The entries below should be transcribed in their entirety, exactly as written.

===============

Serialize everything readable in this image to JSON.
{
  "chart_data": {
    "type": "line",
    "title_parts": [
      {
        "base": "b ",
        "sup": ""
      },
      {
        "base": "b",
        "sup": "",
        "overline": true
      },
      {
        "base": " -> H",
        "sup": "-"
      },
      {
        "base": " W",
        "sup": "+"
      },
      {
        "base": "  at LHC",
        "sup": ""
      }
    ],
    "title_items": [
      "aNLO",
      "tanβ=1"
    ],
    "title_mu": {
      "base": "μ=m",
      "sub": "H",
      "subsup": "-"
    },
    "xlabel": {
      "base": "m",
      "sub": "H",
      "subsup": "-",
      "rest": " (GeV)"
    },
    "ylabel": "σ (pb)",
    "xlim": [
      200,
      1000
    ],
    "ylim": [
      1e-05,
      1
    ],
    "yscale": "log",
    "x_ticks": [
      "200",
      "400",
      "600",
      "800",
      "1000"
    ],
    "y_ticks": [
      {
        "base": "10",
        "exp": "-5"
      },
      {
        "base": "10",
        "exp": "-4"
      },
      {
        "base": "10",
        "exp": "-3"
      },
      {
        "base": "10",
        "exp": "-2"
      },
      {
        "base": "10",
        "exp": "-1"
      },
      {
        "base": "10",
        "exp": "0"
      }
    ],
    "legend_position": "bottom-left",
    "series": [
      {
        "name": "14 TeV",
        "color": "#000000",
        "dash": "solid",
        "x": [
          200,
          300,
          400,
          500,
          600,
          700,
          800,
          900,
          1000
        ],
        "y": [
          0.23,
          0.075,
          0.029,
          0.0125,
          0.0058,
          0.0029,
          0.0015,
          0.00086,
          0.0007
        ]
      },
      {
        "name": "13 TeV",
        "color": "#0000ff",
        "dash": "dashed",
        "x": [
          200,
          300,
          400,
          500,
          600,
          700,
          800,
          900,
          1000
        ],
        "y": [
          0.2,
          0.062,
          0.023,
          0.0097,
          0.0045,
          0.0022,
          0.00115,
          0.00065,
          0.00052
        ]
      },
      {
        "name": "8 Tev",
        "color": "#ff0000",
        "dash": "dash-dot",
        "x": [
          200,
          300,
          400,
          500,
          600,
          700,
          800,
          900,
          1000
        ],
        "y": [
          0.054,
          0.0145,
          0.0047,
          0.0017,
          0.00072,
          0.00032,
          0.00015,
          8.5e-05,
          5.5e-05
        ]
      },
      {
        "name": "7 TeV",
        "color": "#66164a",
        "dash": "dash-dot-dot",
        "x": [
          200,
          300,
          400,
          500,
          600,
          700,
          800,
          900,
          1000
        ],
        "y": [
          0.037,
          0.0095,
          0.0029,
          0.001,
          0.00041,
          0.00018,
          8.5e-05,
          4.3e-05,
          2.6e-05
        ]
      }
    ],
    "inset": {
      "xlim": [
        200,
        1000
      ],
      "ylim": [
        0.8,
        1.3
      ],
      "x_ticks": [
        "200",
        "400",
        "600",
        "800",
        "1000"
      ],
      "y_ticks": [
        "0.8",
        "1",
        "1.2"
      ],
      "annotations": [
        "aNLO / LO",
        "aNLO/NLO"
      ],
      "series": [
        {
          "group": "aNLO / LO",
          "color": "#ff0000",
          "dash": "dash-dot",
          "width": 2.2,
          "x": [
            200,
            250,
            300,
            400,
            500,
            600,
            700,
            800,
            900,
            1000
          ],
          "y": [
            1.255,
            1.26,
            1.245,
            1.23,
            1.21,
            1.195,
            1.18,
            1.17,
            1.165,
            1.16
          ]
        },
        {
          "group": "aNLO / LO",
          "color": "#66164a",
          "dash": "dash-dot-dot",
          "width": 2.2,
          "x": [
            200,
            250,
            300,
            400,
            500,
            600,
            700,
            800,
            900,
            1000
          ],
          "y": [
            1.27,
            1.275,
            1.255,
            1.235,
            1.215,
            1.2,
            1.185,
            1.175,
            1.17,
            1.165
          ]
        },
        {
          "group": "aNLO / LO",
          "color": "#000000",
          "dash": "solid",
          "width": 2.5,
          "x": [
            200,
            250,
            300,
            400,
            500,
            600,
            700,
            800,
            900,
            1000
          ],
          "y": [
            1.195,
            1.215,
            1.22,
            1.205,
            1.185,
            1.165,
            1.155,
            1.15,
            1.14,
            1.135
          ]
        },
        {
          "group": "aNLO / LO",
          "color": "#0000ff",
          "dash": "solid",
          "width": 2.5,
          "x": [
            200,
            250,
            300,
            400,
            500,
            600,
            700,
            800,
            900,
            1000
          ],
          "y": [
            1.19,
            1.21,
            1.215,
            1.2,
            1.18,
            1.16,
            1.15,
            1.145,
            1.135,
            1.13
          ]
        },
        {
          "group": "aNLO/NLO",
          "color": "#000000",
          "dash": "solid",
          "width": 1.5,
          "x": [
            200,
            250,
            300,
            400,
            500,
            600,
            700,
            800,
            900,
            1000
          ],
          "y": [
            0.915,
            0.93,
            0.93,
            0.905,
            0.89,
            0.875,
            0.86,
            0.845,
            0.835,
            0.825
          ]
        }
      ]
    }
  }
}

===============

== EXPECTED ANSWER ==
Serialize everything readable in this image to JSON.
{
  "chart_data": {
    "type": "line",
    "title_parts": [
      {
        "base": "b ",
        "sup": ""
      },
      {
        "base": "b",
        "sup": "",
        "overline": true
      },
      {
        "base": " -> H",
        "sup": "-"
      },
      {
        "base": " W",
        "sup": "+"
      },
      {
        "base": "  at LHC",
        "sup": ""
      }
    ],
    "title_items": [
      "aNLO",
      "tanβ=1"
    ],
    "title_mu": {
      "base": "μ=m",
      "sub": "H",
      "subsup": "-"
    },
    "xlabel": {
      "base": "m",
      "sub": "H",
      "subsup": "-",
      "rest": " (GeV)"
    },
    "ylabel": "σ (pb)",
    "xlim": [
      200,
      1000
    ],
    "ylim": [
      1e-05,
      1
    ],
    "yscale": "log",
    "x_ticks": [
      "200",
      "400",
      "600",
      "800",
      "1000"
    ],
    "y_ticks": [
      {
        "base": "10",
        "exp": "-5"
      },
      {
        "base": "10",
        "exp": "-4"
      },
      {
        "base": "10",
        "exp": "-3"
      },
      {
        "base": "10",
        "exp": "-2"
      },
      {
        "base": "10",
        "exp": "-1"
      },
      {
        "base": "10",
        "exp": "0"
      }
    ],
    "legend_position": "bottom-left",
    "series": [
      {
        "name": "14 TeV",
        "color": "#000000",
        "dash": "solid",
        "x": [
          200,
          300,
          400,
          500,
          600,
          700,
          800,
          900,
          1000
        ],
        "y": [
          0.23,
          0.075,
          0.029,
          0.0125,
          0.0058,
          0.0029,
          0.0015,
          0.00086,
          0.0007
        ]
      },
      {
        "name": "13 TeV",
        "color": "#0000ff",
        "dash": "dashed",
        "x": [
          200,
          300,
          400,
          500,
          600,
          700,
          800,
          900,
          1000
        ],
        "y": [
          0.2,
          0.062,
          0.023,
          0.0097,
          0.0045,
          0.0022,
          0.00115,
          0.00065,
          0.00052
        ]
      },
      {
        "name": "8 Tev",
        "color": "#ff0000",
        "dash": "dash-dot",
        "x": [
          200,
          300,
          400,
          500,
          600,
          700,
          800,
          900,
          1000
        ],
        "y": [
          0.054,
          0.0145,
          0.0047,
          0.0017,
          0.00072,
          0.00032,
          0.00015,
          8.5e-05,
          5.5e-05
        ]
      },
      {
        "name": "7 TeV",
        "color": "#66164a",
        "dash": "dash-dot-dot",
        "x": [
          200,
          300,
          400,
          500,
          600,
          700,
          800,
          900,
          1000
        ],
        "y": [
          0.037,
          0.0095,
          0.0029,
          0.001,
          0.00041,
          0.00018,
          8.5e-05,
          4.3e-05,
          2.6e-05
        ]
      }
    ],
    "inset": {
      "xlim": [
        200,
        1000
      ],
      "ylim": [
        0.8,
        1.3
      ],
      "x_ticks": [
        "200",
        "400",
        "600",
        "800",
        "1000"
      ],
      "y_ticks": [
        "0.8",
        "1",
        "1.2"
      ],
      "annotations": [
        "aNLO / LO",
        "aNLO/NLO"
      ],
      "series": [
        {
          "group": "aNLO / LO",
          "color": "#ff0000",
          "dash": "dash-dot",
          "width": 2.2,
          "x": [
            200,
            250,
            300,
            400,
            500,
            600,
            700,
            800,
            900,
            1000
          ],
          "y": [
            1.255,
            1.26,
            1.245,
            1.23,
            1.21,
            1.195,
            1.18,
            1.17,
            1.165,
            1.16
          ]
        },
        {
          "group": "aNLO / LO",
          "color": "#66164a",
          "dash": "dash-dot-dot",
          "width": 2.2,
          "x": [
            200,
            250,
            300,
            400,
            500,
            600,
            700,
            800,
            900,
            1000
          ],
          "y": [
            1.27,
            1.275,
            1.255,
            1.235,
            1.215,
            1.2,
            1.185,
            1.175,
            1.17,
            1.165
          ]
        },
        {
          "group": "aNLO / LO",
          "color": "#000000",
          "dash": "solid",
          "width": 2.5,
          "x": [
            200,
            250,
            300,
            400,
            500,
            600,
            700,
            800,
            900,
            1000
          ],
          "y": [
            1.195,
            1.215,
            1.22,
            1.205,
            1.185,
            1.165,
            1.155,
            1.15,
            1.14,
            1.135
          ]
        },
        {
          "group": "aNLO / LO",
          "color": "#0000ff",
          "dash": "solid",
          "width": 2.5,
          "x": [
            200,
            250,
            300,
            400,
            500,
            600,
            700,
            800,
            900,
            1000
          ],
          "y": [
            1.19,
            1.21,
            1.215,
            1.2,
            1.18,
            1.16,
            1.15,
            1.145,
            1.135,
            1.13
          ]
        },
        {
          "group": "aNLO/NLO",
          "color": "#000000",
          "dash": "solid",
          "width": 1.5,
          "x": [
            200,
            250,
            300,
            400,
            500,
            600,
            700,
            800,
            900,
            1000
          ],
          "y": [
            0.915,
            0.93,
            0.93,
            0.905,
            0.89,
            0.875,
            0.86,
            0.845,
            0.835,
            0.825
          ]
        }
      ]
    }
  }
}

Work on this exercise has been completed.